(Part of a data file)

════════════════

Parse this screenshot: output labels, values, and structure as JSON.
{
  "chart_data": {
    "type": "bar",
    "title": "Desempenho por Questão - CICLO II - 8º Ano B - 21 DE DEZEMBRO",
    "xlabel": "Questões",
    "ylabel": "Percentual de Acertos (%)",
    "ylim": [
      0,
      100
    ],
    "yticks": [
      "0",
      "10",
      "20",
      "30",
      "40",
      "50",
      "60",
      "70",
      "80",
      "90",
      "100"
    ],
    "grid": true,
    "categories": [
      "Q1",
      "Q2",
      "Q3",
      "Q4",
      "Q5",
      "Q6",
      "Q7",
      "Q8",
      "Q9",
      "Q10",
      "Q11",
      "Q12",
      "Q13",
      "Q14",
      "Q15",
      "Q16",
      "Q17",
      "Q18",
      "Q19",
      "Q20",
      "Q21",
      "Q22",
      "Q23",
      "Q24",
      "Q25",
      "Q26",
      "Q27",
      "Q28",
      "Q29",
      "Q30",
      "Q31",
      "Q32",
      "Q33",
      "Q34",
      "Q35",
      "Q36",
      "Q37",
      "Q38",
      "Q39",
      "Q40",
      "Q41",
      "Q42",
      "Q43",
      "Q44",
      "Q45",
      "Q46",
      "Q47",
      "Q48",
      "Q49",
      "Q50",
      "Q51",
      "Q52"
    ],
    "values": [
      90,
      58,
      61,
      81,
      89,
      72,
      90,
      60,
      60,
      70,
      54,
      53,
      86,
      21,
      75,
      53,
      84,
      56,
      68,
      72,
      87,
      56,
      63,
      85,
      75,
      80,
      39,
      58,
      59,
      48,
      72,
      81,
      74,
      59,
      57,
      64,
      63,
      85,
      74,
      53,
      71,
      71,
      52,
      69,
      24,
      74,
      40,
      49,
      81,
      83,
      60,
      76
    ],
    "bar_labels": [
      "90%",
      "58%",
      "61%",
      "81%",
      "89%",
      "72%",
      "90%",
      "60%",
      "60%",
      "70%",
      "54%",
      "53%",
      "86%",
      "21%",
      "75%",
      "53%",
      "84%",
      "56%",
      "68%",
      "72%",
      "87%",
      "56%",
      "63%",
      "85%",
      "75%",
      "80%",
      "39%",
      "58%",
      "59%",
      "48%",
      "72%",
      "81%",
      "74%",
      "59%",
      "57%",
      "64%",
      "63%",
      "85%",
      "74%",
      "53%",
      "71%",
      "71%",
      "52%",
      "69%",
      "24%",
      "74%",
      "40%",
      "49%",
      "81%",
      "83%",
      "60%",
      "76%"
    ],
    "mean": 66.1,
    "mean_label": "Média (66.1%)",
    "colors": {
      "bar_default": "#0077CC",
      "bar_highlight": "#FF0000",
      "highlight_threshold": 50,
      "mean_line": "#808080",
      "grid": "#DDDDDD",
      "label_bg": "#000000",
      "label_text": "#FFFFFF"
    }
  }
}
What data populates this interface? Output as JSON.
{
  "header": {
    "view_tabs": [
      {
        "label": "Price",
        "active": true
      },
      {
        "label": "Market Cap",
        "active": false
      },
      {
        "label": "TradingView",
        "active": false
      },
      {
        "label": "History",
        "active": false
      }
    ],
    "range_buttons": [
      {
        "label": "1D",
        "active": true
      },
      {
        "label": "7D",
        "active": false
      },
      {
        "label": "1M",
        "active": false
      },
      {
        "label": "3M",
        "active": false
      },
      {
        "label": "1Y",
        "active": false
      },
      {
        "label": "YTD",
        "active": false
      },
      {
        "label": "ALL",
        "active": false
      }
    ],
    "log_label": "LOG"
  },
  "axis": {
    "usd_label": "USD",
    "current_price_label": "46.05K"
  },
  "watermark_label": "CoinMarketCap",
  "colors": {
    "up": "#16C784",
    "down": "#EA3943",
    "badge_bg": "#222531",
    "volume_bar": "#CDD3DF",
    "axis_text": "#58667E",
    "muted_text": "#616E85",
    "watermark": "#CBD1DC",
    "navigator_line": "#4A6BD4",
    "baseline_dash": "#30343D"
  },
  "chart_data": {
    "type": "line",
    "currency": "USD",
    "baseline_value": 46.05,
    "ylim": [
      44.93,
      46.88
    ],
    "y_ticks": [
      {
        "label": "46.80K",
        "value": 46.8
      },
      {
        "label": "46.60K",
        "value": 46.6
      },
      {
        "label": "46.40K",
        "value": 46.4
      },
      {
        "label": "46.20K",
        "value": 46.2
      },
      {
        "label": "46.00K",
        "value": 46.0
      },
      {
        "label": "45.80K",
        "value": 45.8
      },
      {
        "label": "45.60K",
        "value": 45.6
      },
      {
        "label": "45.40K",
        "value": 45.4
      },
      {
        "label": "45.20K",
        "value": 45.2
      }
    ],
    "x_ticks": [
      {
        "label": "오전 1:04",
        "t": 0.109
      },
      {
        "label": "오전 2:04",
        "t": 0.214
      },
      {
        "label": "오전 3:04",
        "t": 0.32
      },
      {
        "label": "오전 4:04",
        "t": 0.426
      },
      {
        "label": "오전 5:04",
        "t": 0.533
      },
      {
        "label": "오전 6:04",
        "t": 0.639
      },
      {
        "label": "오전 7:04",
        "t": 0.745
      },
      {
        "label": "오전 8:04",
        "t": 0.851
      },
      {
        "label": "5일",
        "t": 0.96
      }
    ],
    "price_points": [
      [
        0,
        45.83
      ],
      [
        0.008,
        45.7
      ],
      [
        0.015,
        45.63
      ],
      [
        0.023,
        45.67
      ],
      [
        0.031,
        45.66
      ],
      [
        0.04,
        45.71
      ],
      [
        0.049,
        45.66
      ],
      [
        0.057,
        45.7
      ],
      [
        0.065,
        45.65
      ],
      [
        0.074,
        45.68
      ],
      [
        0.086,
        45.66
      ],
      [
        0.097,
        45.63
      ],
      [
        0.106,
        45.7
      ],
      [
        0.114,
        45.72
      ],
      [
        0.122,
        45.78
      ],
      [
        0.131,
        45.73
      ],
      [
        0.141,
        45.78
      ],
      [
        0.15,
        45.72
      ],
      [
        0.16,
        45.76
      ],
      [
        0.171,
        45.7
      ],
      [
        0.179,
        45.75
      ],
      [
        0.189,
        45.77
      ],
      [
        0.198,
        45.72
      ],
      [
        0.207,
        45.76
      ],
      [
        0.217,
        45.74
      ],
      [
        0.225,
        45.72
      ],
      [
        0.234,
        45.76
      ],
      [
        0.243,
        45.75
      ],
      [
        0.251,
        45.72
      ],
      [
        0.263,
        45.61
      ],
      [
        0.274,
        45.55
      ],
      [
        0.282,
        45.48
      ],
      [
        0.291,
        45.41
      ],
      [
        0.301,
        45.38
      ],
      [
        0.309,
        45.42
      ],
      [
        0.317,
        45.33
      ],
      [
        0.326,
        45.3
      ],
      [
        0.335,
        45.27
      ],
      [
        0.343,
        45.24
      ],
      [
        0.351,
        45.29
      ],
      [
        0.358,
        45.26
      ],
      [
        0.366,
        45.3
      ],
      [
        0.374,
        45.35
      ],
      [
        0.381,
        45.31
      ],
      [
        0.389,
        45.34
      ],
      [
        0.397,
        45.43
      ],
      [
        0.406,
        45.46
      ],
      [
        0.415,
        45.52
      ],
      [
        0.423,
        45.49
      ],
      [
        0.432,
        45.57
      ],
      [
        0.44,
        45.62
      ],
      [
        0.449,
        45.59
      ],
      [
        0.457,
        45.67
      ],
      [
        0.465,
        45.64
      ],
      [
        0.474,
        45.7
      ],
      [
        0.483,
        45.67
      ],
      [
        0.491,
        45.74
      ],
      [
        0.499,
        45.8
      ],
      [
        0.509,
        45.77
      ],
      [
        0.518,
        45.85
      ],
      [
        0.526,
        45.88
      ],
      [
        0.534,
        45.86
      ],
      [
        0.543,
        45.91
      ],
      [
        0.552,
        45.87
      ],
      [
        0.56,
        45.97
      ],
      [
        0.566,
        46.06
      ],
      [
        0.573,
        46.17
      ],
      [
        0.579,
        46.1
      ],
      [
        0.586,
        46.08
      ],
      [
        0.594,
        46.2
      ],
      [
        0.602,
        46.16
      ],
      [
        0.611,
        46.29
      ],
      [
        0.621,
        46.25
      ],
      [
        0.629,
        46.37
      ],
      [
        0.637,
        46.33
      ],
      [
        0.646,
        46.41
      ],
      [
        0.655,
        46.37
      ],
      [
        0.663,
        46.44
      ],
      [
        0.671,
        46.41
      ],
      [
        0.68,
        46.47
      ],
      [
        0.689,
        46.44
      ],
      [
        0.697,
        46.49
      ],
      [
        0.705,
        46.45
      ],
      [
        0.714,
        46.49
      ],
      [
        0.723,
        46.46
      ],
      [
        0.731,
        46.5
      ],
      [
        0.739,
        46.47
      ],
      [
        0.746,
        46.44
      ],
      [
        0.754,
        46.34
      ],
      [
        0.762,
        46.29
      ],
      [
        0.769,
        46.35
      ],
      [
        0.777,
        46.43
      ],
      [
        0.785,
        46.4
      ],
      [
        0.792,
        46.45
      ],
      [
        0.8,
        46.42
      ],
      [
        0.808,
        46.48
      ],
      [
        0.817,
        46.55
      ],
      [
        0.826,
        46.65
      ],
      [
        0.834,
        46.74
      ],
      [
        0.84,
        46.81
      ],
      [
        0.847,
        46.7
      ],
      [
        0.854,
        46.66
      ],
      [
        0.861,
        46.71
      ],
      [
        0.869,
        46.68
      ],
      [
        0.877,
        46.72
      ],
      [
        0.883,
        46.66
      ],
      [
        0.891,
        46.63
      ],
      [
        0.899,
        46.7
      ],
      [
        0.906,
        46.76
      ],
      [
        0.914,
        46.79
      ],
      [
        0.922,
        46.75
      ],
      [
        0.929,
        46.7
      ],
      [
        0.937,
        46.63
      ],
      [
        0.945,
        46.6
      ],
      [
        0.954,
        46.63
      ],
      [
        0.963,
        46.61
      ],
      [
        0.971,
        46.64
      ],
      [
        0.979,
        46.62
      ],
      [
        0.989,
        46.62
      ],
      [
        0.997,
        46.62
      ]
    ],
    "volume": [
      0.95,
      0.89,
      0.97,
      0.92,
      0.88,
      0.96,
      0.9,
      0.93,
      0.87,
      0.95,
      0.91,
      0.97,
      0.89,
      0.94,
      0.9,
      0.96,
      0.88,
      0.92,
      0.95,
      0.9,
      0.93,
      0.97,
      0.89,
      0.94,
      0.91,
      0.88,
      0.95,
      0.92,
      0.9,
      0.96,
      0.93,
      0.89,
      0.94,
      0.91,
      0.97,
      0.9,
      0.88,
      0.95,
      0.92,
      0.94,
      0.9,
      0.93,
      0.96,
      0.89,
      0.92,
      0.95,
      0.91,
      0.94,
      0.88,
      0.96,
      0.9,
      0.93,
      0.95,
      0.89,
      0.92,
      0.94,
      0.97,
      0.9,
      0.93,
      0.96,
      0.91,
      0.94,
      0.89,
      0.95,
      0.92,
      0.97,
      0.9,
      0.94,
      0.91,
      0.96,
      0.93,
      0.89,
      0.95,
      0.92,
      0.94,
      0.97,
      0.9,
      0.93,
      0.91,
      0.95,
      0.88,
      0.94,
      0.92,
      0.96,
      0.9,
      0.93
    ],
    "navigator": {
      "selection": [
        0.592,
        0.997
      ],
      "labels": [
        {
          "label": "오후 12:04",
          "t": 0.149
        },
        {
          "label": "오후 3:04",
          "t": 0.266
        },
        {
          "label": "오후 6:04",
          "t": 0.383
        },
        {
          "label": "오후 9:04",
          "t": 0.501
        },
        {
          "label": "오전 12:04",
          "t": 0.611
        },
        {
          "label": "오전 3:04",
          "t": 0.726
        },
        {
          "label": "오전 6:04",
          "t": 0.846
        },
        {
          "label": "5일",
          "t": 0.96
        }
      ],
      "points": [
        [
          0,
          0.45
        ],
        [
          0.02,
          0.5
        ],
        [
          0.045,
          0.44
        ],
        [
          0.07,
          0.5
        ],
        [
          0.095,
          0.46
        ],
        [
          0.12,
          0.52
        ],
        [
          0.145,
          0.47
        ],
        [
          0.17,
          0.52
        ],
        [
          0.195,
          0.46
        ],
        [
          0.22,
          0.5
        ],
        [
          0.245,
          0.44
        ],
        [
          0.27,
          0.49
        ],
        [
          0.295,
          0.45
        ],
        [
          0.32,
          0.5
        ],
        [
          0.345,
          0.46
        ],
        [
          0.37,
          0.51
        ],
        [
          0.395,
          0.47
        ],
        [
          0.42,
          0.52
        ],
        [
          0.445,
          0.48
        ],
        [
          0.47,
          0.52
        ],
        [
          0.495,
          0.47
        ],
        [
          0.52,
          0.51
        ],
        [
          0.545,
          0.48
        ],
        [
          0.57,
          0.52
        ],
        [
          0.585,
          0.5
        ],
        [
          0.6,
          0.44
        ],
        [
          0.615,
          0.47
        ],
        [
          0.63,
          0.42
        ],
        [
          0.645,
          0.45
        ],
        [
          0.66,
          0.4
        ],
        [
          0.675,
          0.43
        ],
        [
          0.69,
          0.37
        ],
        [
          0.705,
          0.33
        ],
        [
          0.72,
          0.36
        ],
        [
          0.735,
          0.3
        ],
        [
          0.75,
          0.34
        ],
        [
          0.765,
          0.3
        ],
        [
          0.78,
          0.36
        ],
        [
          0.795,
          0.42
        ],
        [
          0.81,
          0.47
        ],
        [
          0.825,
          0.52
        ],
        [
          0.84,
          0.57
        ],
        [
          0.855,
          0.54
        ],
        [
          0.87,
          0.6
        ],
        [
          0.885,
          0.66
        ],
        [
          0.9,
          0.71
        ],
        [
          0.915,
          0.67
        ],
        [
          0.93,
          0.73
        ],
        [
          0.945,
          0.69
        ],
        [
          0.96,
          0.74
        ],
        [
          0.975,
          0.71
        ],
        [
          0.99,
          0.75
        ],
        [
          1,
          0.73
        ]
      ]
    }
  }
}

════════════════

DIRECTION ▸
Pull out all lines from the entries above in which the word "JSON" appears.

RESULT ▸
Parse this screenshot: output labels, values, and structure as JSON.
What data populates this interface? Output as JSON.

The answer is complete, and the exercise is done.